### What you have to do
Examine the entries and show every line in which the word "name" is found.

[START Material to process]

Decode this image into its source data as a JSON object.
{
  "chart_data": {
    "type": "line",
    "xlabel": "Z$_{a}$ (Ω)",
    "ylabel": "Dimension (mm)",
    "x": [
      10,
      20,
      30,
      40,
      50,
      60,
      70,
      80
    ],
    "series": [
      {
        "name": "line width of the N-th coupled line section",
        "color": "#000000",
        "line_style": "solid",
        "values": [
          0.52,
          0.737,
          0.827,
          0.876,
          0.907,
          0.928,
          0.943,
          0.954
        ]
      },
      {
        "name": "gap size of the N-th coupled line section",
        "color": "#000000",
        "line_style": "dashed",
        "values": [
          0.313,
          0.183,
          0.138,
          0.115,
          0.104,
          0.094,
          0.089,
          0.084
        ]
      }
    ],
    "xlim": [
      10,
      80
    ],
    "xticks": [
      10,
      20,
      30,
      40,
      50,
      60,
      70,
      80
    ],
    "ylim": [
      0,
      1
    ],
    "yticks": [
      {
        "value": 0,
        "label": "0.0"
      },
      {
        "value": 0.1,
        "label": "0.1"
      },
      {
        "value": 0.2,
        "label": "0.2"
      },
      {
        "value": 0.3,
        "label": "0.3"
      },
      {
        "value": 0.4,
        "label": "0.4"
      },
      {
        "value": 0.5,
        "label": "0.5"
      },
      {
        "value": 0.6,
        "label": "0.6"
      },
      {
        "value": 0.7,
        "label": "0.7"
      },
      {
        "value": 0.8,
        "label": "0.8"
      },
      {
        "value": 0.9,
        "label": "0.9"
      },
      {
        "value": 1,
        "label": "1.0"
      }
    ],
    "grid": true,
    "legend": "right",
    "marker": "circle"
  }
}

[END Material to process]

### Written reply
        "name": "line width of the N-th coupled line section",
        "name": "gap size of the N-th coupled line section",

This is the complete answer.